(Records from a collection)
########################################
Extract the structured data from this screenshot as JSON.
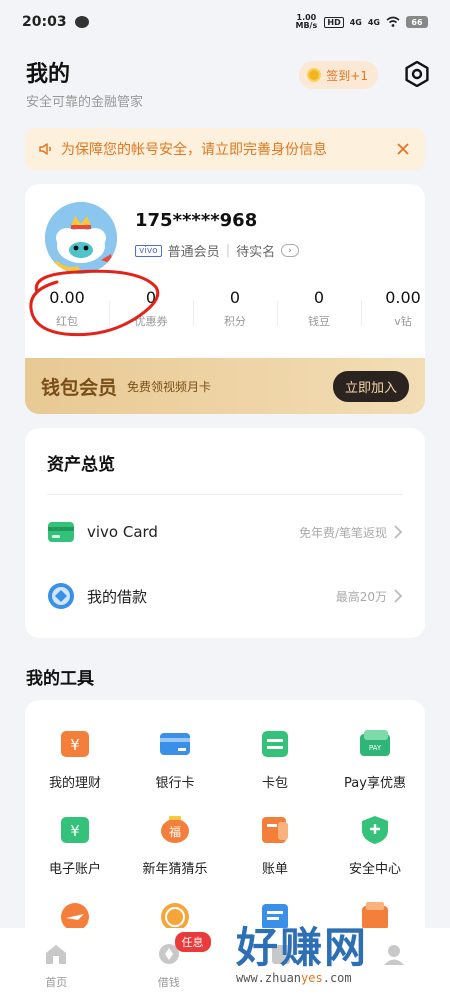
{
  "status_bar": {
    "time": "20:03",
    "speed": "1.00 MB/s",
    "net1": "4G",
    "net2": "4G",
    "battery": "66"
  },
  "header": {
    "title": "我的",
    "subtitle": "安全可靠的金融管家",
    "signin_label": "签到+1"
  },
  "notice": {
    "text": "为保障您的帐号安全，请立即完善身份信息"
  },
  "profile": {
    "phone": "175*****968",
    "brand_tag": "vivo",
    "member_level": "普通会员",
    "verify_status": "待实名",
    "stats": [
      {
        "value": "0.00",
        "label": "红包"
      },
      {
        "value": "0",
        "label": "优惠券"
      },
      {
        "value": "0",
        "label": "积分"
      },
      {
        "value": "0",
        "label": "钱豆"
      },
      {
        "value": "0.00",
        "label": "v钻"
      }
    ],
    "vip": {
      "title": "钱包会员",
      "subtitle": "免费领视频月卡",
      "button": "立即加入"
    }
  },
  "assets": {
    "title": "资产总览",
    "rows": [
      {
        "label": "vivo Card",
        "hint": "免年费/笔笔返现"
      },
      {
        "label": "我的借款",
        "hint": "最高20万"
      }
    ]
  },
  "tools": {
    "title": "我的工具",
    "items": [
      {
        "label": "我的理财"
      },
      {
        "label": "银行卡"
      },
      {
        "label": "卡包"
      },
      {
        "label": "Pay享优惠"
      },
      {
        "label": "电子账户"
      },
      {
        "label": "新年猜猜乐"
      },
      {
        "label": "账单"
      },
      {
        "label": "安全中心"
      }
    ]
  },
  "nav": {
    "items": [
      {
        "label": "首页"
      },
      {
        "label": "借钱"
      },
      {
        "label": ""
      },
      {
        "label": ""
      }
    ],
    "badge": "任息"
  },
  "watermark": {
    "main": "好赚网",
    "url_pre": "www.zhuan",
    "url_hl": "yes",
    "url_post": ".com"
  },
  "colors": {
    "accent_orange": "#e07720",
    "vip_gold": "#e8c994",
    "badge_red": "#ea3a3a",
    "brand_blue": "#4b6ed6"
  }
}
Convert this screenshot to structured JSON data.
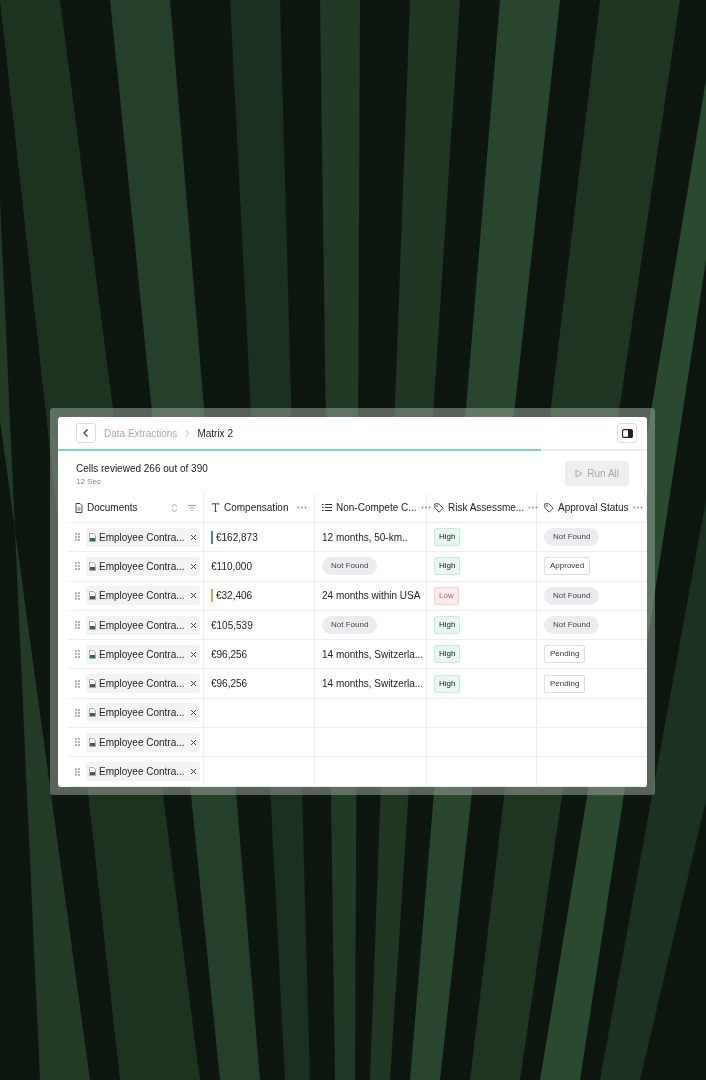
{
  "breadcrumb": {
    "items": [
      {
        "label": "Data Extractions",
        "selected": false
      },
      {
        "label": "Matrix 2",
        "selected": true
      }
    ]
  },
  "progress": {
    "level": 0.82
  },
  "summary": {
    "text": "Cells reviewed 266 out of 390",
    "elapsed": "12 Sec"
  },
  "run_button": {
    "label": "Run All",
    "disabled": true
  },
  "table": {
    "columns": [
      {
        "label": "Documents",
        "kind": "document"
      },
      {
        "label": "Compensation",
        "kind": "text"
      },
      {
        "label": "Non-Compete C...",
        "kind": "list"
      },
      {
        "label": "Risk Assessme...",
        "kind": "tag"
      },
      {
        "label": "Approval Status",
        "kind": "tag"
      }
    ],
    "rows": [
      {
        "document": "Employee Contra...",
        "compensation": {
          "text": "€162,873",
          "color": "#4a7fe0"
        },
        "non_compete": {
          "text": "12 months, 50-km..",
          "kind": "plain"
        },
        "risk": {
          "text": "High",
          "kind": "positive"
        },
        "approval": {
          "text": "Not Found",
          "kind": "pill"
        }
      },
      {
        "document": "Employee Contra...",
        "compensation": {
          "text": "€110,000"
        },
        "non_compete": {
          "text": "Not Found",
          "kind": "pill"
        },
        "risk": {
          "text": "High",
          "kind": "positive"
        },
        "approval": {
          "text": "Approved",
          "kind": "outline"
        }
      },
      {
        "document": "Employee Contra...",
        "compensation": {
          "text": "€32,406",
          "color": "#e0a050"
        },
        "non_compete": {
          "text": "24 months within USA",
          "kind": "plain"
        },
        "risk": {
          "text": "Low",
          "kind": "negative"
        },
        "approval": {
          "text": "Not Found",
          "kind": "pill"
        }
      },
      {
        "document": "Employee Contra...",
        "compensation": {
          "text": "€105,539"
        },
        "non_compete": {
          "text": "Not Found",
          "kind": "pill"
        },
        "risk": {
          "text": "High",
          "kind": "positive"
        },
        "approval": {
          "text": "Not Found",
          "kind": "pill"
        }
      },
      {
        "document": "Employee Contra...",
        "compensation": {
          "text": "€96,256"
        },
        "non_compete": {
          "text": "14 months, Switzerla...",
          "kind": "plain"
        },
        "risk": {
          "text": "High",
          "kind": "positive"
        },
        "approval": {
          "text": "Pending",
          "kind": "outline"
        }
      },
      {
        "document": "Employee Contra...",
        "compensation": {
          "text": "€96,256"
        },
        "non_compete": {
          "text": "14 months, Switzerla...",
          "kind": "plain"
        },
        "risk": {
          "text": "High",
          "kind": "positive"
        },
        "approval": {
          "text": "Pending",
          "kind": "outline"
        }
      },
      {
        "document": "Employee Contra..."
      },
      {
        "document": "Employee Contra..."
      },
      {
        "document": "Employee Contra..."
      }
    ]
  }
}
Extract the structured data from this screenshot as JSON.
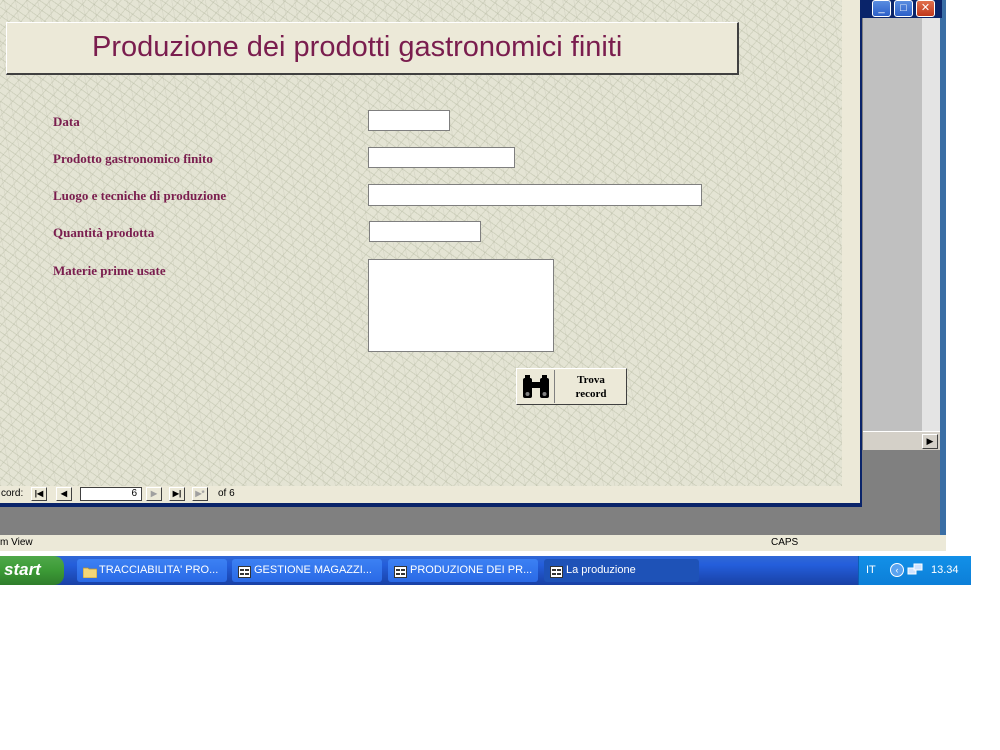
{
  "form": {
    "title": "Produzione dei prodotti gastronomici finiti",
    "fields": [
      {
        "label": "Data",
        "value": ""
      },
      {
        "label": "Prodotto gastronomico finito",
        "value": ""
      },
      {
        "label": "Luogo e tecniche di produzione",
        "value": ""
      },
      {
        "label": "Quantità prodotta",
        "value": ""
      },
      {
        "label": "Materie prime usate",
        "value": ""
      }
    ],
    "find_button": {
      "label_line1": "Trova",
      "label_line2": "record",
      "icon": "binoculars-icon"
    }
  },
  "navigation": {
    "label": "cord:",
    "current_record": "6",
    "of_text": "of  6"
  },
  "statusbar": {
    "left_text": "m View",
    "caps": "CAPS"
  },
  "taskbar": {
    "start_label": "start",
    "items": [
      {
        "label": "TRACCIABILITA' PRO...",
        "icon": "folder-icon",
        "active": false
      },
      {
        "label": "GESTIONE MAGAZZI...",
        "icon": "access-form-icon",
        "active": false
      },
      {
        "label": "PRODUZIONE DEI PR...",
        "icon": "access-form-icon",
        "active": false
      },
      {
        "label": "La produzione",
        "icon": "access-form-icon",
        "active": true
      }
    ],
    "tray": {
      "language": "IT",
      "time": "13.34"
    }
  },
  "colors": {
    "label_color": "#7a1d4e",
    "title_color": "#7a1d4e",
    "taskbar_blue": "#245edb",
    "start_green": "#3c9a36"
  }
}
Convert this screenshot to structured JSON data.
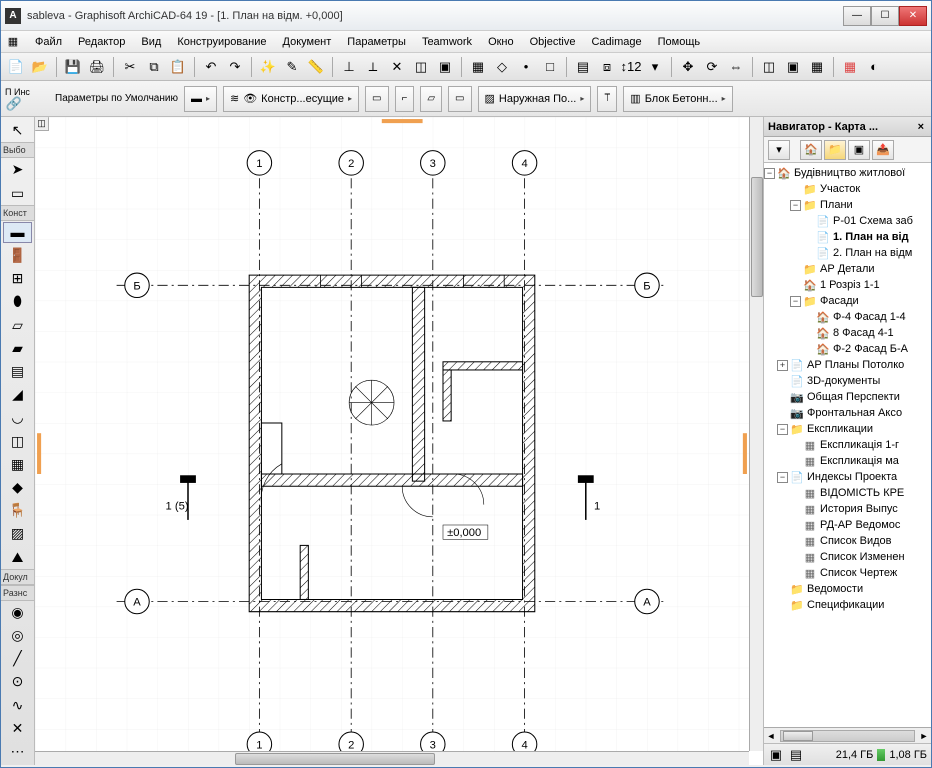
{
  "title": "sableva - Graphisoft ArchiCAD-64 19 - [1. План на відм. +0,000]",
  "menu": [
    "Файл",
    "Редактор",
    "Вид",
    "Конструирование",
    "Документ",
    "Параметры",
    "Teamwork",
    "Окно",
    "Objective",
    "Cadimage",
    "Помощь"
  ],
  "infobox": {
    "panel_label": "Инф",
    "params": "Параметры по Умолчанию",
    "layer": "Констр...есущие",
    "wall_comp": "Наружная По...",
    "material": "Блок Бетонн..."
  },
  "toolbox": {
    "title": "П Инс",
    "section_select": "Выбо",
    "section_construct": "Конст",
    "section_doc": "Докул",
    "section_misc": "Разнс"
  },
  "navigator": {
    "title": "Навигатор - Карта ...",
    "root": "Будівництво житлової",
    "tree": [
      {
        "indent": 1,
        "toggle": "",
        "icon": "folder",
        "label": "Участок"
      },
      {
        "indent": 1,
        "toggle": "-",
        "icon": "folder",
        "label": "Плани"
      },
      {
        "indent": 2,
        "toggle": "",
        "icon": "doc",
        "label": "Р-01 Схема заб"
      },
      {
        "indent": 2,
        "toggle": "",
        "icon": "doc",
        "label": "1. План на від",
        "selected": true
      },
      {
        "indent": 2,
        "toggle": "",
        "icon": "doc",
        "label": "2. План на відм"
      },
      {
        "indent": 1,
        "toggle": "",
        "icon": "folder",
        "label": "АР Детали"
      },
      {
        "indent": 1,
        "toggle": "",
        "icon": "house",
        "label": "1 Розріз 1-1"
      },
      {
        "indent": 1,
        "toggle": "-",
        "icon": "folder",
        "label": "Фасади"
      },
      {
        "indent": 2,
        "toggle": "",
        "icon": "house",
        "label": "Ф-4 Фасад 1-4"
      },
      {
        "indent": 2,
        "toggle": "",
        "icon": "house",
        "label": "8 Фасад 4-1"
      },
      {
        "indent": 2,
        "toggle": "",
        "icon": "house",
        "label": "Ф-2 Фасад Б-А"
      },
      {
        "indent": 0,
        "toggle": "+",
        "icon": "doc",
        "label": "АР Планы Потолко"
      },
      {
        "indent": 0,
        "toggle": "",
        "icon": "doc",
        "label": "3D-документы"
      },
      {
        "indent": 0,
        "toggle": "",
        "icon": "cam",
        "label": "Общая Перспекти"
      },
      {
        "indent": 0,
        "toggle": "",
        "icon": "cam",
        "label": "Фронтальная Аксо"
      },
      {
        "indent": 0,
        "toggle": "-",
        "icon": "folder",
        "label": "Експликации"
      },
      {
        "indent": 1,
        "toggle": "",
        "icon": "grid",
        "label": "Експликація 1-г"
      },
      {
        "indent": 1,
        "toggle": "",
        "icon": "grid",
        "label": "Експликація ма"
      },
      {
        "indent": 0,
        "toggle": "-",
        "icon": "doc",
        "label": "Индексы Проекта"
      },
      {
        "indent": 1,
        "toggle": "",
        "icon": "grid",
        "label": "ВІДОМІСТЬ КРЕ"
      },
      {
        "indent": 1,
        "toggle": "",
        "icon": "grid",
        "label": "История Выпус"
      },
      {
        "indent": 1,
        "toggle": "",
        "icon": "grid",
        "label": "РД-АР Ведомос"
      },
      {
        "indent": 1,
        "toggle": "",
        "icon": "grid",
        "label": "Список Видов"
      },
      {
        "indent": 1,
        "toggle": "",
        "icon": "grid",
        "label": "Список Изменен"
      },
      {
        "indent": 1,
        "toggle": "",
        "icon": "grid",
        "label": "Список Чертеж"
      },
      {
        "indent": 0,
        "toggle": "",
        "icon": "folder",
        "label": "Ведомости"
      },
      {
        "indent": 0,
        "toggle": "",
        "icon": "folder",
        "label": "Спецификации"
      }
    ]
  },
  "canvas": {
    "grids_top": [
      "1",
      "2",
      "3",
      "4"
    ],
    "grids_left": [
      "Б",
      "А"
    ],
    "grids_right": [
      "Б",
      "А"
    ],
    "section_left": "1 (5)",
    "section_right": "1",
    "level_mark": "±0,000"
  },
  "statusbar": {
    "mem1": "21,4 ГБ",
    "mem2": "1,08 ГБ"
  }
}
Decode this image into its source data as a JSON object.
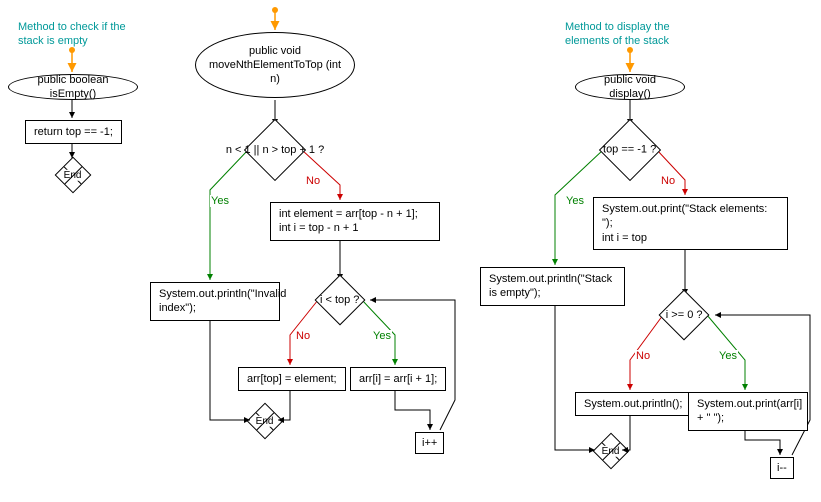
{
  "flowchart1": {
    "caption": "Method to check if the stack is empty",
    "start": "public boolean isEmpty()",
    "stmt1": "return top == -1;",
    "end": "End"
  },
  "flowchart2": {
    "start": "public void moveNthElementToTop (int n)",
    "cond1": "n < 1 || n > top + 1 ?",
    "stmt_invalid": "System.out.println(\"Invalid index\");",
    "stmt_assign": "int element = arr[top - n + 1];\nint i = top - n + 1",
    "cond2": "i < top ?",
    "stmt_top": "arr[top] = element;",
    "stmt_shift": "arr[i] = arr[i + 1];",
    "inc": "i++",
    "end": "End",
    "yes": "Yes",
    "no": "No"
  },
  "flowchart3": {
    "caption": "Method to display the elements of the stack",
    "start": "public void display()",
    "cond1": "top == -1 ?",
    "stmt_empty": "System.out.println(\"Stack is empty\");",
    "stmt_header": "System.out.print(\"Stack elements: \");\nint i = top",
    "cond2": "i >= 0 ?",
    "stmt_println": "System.out.println();",
    "stmt_print": "System.out.print(arr[i] + \" \");",
    "dec": "i--",
    "end": "End",
    "yes": "Yes",
    "no": "No"
  }
}
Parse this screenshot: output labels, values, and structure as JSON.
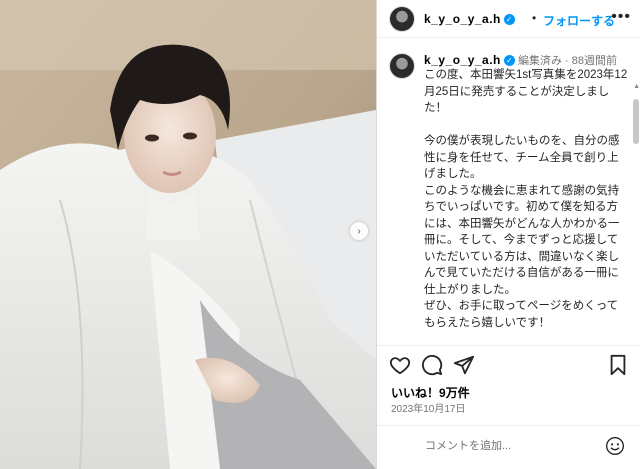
{
  "post": {
    "username": "k_y_o_y_a.h",
    "follow_label": "フォローする",
    "more_label": "•••",
    "verified_mark": "✓",
    "dot_separator": "•",
    "photo_alt": "白いシーツをかぶって座る男性の写真",
    "carousel_next": "›"
  },
  "caption": {
    "username": "k_y_o_y_a.h",
    "meta": "編集済み · 88週間前",
    "text": "この度、本田響矢1st写真集を2023年12月25日に発売することが決定しました！\n\n今の僕が表現したいものを、自分の感性に身を任せて、チーム全員で創り上げました。\nこのような機会に恵まれて感謝の気持ちでいっぱいです。初めて僕を知る方には、本田響矢がどんな人かわかる一冊に。そして、今までずっと応援していただいている方は、間違いなく楽しんで見ていただける自信がある一冊に仕上がりました。\nぜひ、お手に取ってページをめくってもらえたら嬉しいです！\n\n公式Xもできましたので、そちらもぜひチェックを！"
  },
  "actions": {
    "likes": "いいね！9万件",
    "date": "2023年10月17日"
  },
  "comment": {
    "placeholder": "コメントを追加..."
  },
  "icons": [
    "heart-icon",
    "comment-icon",
    "share-icon",
    "bookmark-icon",
    "emoji-icon",
    "more-icon",
    "verified-icon"
  ],
  "colors": {
    "accent": "#0095f6",
    "meta": "#737373",
    "border": "#dbdbdb"
  }
}
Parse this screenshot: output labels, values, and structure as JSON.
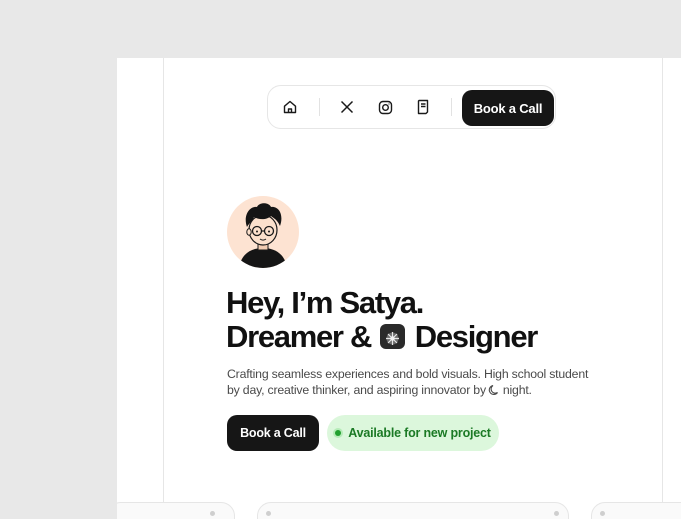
{
  "nav": {
    "icons": [
      "home-icon",
      "x-logo-icon",
      "instagram-icon",
      "notebook-icon"
    ],
    "cta_label": "Book a Call"
  },
  "hero": {
    "title_line1": "Hey, I’m Satya.",
    "title_line2_a": "Dreamer &",
    "title_line2_b": "Designer",
    "description_a": "Crafting seamless experiences and bold visuals. High school student by day, creative thinker, and aspiring innovator by",
    "description_b": "night.",
    "primary_button": "Book a Call",
    "status_label": "Available for new project"
  },
  "colors": {
    "background": "#e8e8e8",
    "dark": "#161616",
    "status_bg": "#dcf7dc",
    "status_text": "#1b7a25"
  }
}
########################################
- DIRECTIONS FOR THIS TASK: Find how many lines in the listing contain the word "elements" and give that count alone.

- PROBLEM SOLUTION: 2